▶ Objective
Set down every record once more, exactly as given.

▶ Recorded data
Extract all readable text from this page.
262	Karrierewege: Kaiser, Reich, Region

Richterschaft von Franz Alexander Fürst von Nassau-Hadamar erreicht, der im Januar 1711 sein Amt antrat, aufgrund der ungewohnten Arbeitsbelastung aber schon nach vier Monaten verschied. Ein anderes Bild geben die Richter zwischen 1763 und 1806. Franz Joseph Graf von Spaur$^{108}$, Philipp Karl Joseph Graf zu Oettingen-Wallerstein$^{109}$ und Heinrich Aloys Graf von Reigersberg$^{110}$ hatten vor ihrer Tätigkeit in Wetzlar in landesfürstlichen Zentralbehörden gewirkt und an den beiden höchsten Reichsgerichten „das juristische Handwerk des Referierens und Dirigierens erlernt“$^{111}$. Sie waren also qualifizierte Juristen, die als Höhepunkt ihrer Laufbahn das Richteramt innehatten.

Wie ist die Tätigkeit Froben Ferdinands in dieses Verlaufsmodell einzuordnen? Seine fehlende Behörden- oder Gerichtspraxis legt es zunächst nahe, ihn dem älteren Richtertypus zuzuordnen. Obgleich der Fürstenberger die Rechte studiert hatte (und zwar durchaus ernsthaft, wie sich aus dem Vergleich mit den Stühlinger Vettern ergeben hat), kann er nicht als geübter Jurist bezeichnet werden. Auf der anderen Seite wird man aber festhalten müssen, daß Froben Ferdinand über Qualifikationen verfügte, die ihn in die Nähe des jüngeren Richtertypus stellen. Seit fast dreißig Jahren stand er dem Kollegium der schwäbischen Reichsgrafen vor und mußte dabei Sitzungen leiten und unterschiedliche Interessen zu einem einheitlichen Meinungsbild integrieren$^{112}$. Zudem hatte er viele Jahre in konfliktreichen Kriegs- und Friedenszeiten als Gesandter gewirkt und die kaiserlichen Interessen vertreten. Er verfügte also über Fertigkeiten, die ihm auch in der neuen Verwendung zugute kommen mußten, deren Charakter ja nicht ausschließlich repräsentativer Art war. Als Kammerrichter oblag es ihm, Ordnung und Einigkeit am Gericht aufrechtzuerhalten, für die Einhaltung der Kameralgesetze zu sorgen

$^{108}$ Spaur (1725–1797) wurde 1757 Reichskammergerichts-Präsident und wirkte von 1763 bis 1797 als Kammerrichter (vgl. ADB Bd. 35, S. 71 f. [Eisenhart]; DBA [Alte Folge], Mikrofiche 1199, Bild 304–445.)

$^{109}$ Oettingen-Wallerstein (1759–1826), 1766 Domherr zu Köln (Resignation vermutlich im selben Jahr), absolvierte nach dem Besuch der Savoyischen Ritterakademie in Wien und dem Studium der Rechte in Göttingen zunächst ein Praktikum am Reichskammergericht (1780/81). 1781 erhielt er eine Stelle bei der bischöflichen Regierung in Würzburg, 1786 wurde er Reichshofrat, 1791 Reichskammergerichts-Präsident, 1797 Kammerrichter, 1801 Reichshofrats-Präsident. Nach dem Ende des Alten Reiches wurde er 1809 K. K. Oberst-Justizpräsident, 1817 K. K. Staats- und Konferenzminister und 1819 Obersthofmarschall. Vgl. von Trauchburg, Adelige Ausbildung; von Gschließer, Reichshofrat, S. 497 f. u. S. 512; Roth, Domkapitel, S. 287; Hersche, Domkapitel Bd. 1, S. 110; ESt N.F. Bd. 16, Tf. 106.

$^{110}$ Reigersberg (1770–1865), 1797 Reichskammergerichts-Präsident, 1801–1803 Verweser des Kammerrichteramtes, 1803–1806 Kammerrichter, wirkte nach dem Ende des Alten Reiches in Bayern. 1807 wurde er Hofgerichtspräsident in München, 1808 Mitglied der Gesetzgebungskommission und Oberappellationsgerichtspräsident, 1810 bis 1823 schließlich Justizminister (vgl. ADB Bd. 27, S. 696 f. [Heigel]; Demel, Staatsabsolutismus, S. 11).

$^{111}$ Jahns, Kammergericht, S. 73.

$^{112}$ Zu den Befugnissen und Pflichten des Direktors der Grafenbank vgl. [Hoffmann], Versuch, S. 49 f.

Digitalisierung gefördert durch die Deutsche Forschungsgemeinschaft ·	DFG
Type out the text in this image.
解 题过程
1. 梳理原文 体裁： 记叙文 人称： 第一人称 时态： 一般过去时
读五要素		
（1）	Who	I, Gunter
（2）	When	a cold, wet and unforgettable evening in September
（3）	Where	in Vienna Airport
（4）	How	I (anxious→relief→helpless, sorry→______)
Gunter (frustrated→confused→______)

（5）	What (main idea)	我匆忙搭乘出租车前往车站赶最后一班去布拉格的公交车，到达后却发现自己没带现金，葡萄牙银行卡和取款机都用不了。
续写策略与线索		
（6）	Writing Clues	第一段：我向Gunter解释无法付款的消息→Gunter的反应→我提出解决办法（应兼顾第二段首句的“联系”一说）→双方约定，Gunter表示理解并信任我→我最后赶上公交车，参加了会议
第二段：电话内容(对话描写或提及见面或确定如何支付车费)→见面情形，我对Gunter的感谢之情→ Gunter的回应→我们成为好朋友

▶ Output for this task
Extract all readable text from this page.
262	Karrierewege: Kaiser, Reich, Region

Richterschaft von Franz Alexander Fürst von Nassau-Hadamar erreicht, der im Januar 1711 sein Amt antrat, aufgrund der ungewohnten Arbeitsbelastung aber schon nach vier Monaten verschied. Ein anderes Bild geben die Richter zwischen 1763 und 1806. Franz Joseph Graf von Spaur$^{108}$, Philipp Karl Joseph Graf zu Oettingen-Wallerstein$^{109}$ und Heinrich Aloys Graf von Reigersberg$^{110}$ hatten vor ihrer Tätigkeit in Wetzlar in landesfürstlichen Zentralbehörden gewirkt und an den beiden höchsten Reichsgerichten „das juristische Handwerk des Referierens und Dirigierens erlernt“$^{111}$. Sie waren also qualifizierte Juristen, die als Höhepunkt ihrer Laufbahn das Richteramt innehatten.

Wie ist die Tätigkeit Froben Ferdinands in dieses Verlaufsmodell einzuordnen? Seine fehlende Behörden- oder Gerichtspraxis legt es zunächst nahe, ihn dem älteren Richtertypus zuzuordnen. Obgleich der Fürstenberger die Rechte studiert hatte (und zwar durchaus ernsthaft, wie sich aus dem Vergleich mit den Stühlinger Vettern ergeben hat), kann er nicht als geübter Jurist bezeichnet werden. Auf der anderen Seite wird man aber festhalten müssen, daß Froben Ferdinand über Qualifikationen verfügte, die ihn in die Nähe des jüngeren Richtertypus stellen. Seit fast dreißig Jahren stand er dem Kollegium der schwäbischen Reichsgrafen vor und mußte dabei Sitzungen leiten und unterschiedliche Interessen zu einem einheitlichen Meinungsbild integrieren$^{112}$. Zudem hatte er viele Jahre in konfliktreichen Kriegs- und Friedenszeiten als Gesandter gewirkt und die kaiserlichen Interessen vertreten. Er verfügte also über Fertigkeiten, die ihm auch in der neuen Verwendung zugute kommen mußten, deren Charakter ja nicht ausschließlich repräsentativer Art war. Als Kammerrichter oblag es ihm, Ordnung und Einigkeit am Gericht aufrechtzuerhalten, für die Einhaltung der Kameralgesetze zu sorgen

$^{108}$ Spaur (1725–1797) wurde 1757 Reichskammergerichts-Präsident und wirkte von 1763 bis 1797 als Kammerrichter (vgl. ADB Bd. 35, S. 71 f. [Eisenhart]; DBA [Alte Folge], Mikrofiche 1199, Bild 304–445.)

$^{109}$ Oettingen-Wallerstein (1759–1826), 1766 Domherr zu Köln (Resignation vermutlich im selben Jahr), absolvierte nach dem Besuch der Savoyischen Ritterakademie in Wien und dem Studium der Rechte in Göttingen zunächst ein Praktikum am Reichskammergericht (1780/81). 1781 erhielt er eine Stelle bei der bischöflichen Regierung in Würzburg, 1786 wurde er Reichshofrat, 1791 Reichskammergerichts-Präsident, 1797 Kammerrichter, 1801 Reichshofrats-Präsident. Nach dem Ende des Alten Reiches wurde er 1809 K. K. Oberst-Justizpräsident, 1817 K. K. Staats- und Konferenzminister und 1819 Obersthofmarschall. Vgl. von Trauchburg, Adelige Ausbildung; von Gschließer, Reichshofrat, S. 497 f. u. S. 512; Roth, Domkapitel, S. 287; Hersche, Domkapitel Bd. 1, S. 110; ESt N.F. Bd. 16, Tf. 106.

$^{110}$ Reigersberg (1770–1865), 1797 Reichskammergerichts-Präsident, 1801–1803 Verweser des Kammerrichteramtes, 1803–1806 Kammerrichter, wirkte nach dem Ende des Alten Reiches in Bayern. 1807 wurde er Hofgerichtspräsident in München, 1808 Mitglied der Gesetzgebungskommission und Oberappellationsgerichtspräsident, 1810 bis 1823 schließlich Justizminister (vgl. ADB Bd. 27, S. 696 f. [Heigel]; Demel, Staatsabsolutismus, S. 11).

$^{111}$ Jahns, Kammergericht, S. 73.

$^{112}$ Zu den Befugnissen und Pflichten des Direktors der Grafenbank vgl. [Hoffmann], Versuch, S. 49 f.

Digitalisierung gefördert durch die Deutsche Forschungsgemeinschaft ·	DFG
Type out the text in this image.
解 题过程
1. 梳理原文 体裁： 记叙文 人称： 第一人称 时态： 一般过去时
读五要素		
（1）	Who	I, Gunter
（2）	When	a cold, wet and unforgettable evening in September
（3）	Where	in Vienna Airport
（4）	How	I (anxious→relief→helpless, sorry→______)
Gunter (frustrated→confused→______)

（5）	What (main idea)	我匆忙搭乘出租车前往车站赶最后一班去布拉格的公交车，到达后却发现自己没带现金，葡萄牙银行卡和取款机都用不了。
续写策略与线索		
（6）	Writing Clues	第一段：我向Gunter解释无法付款的消息→Gunter的反应→我提出解决办法（应兼顾第二段首句的“联系”一说）→双方约定，Gunter表示理解并信任我→我最后赶上公交车，参加了会议
第二段：电话内容(对话描写或提及见面或确定如何支付车费)→见面情形，我对Gunter的感谢之情→ Gunter的回应→我们成为好朋友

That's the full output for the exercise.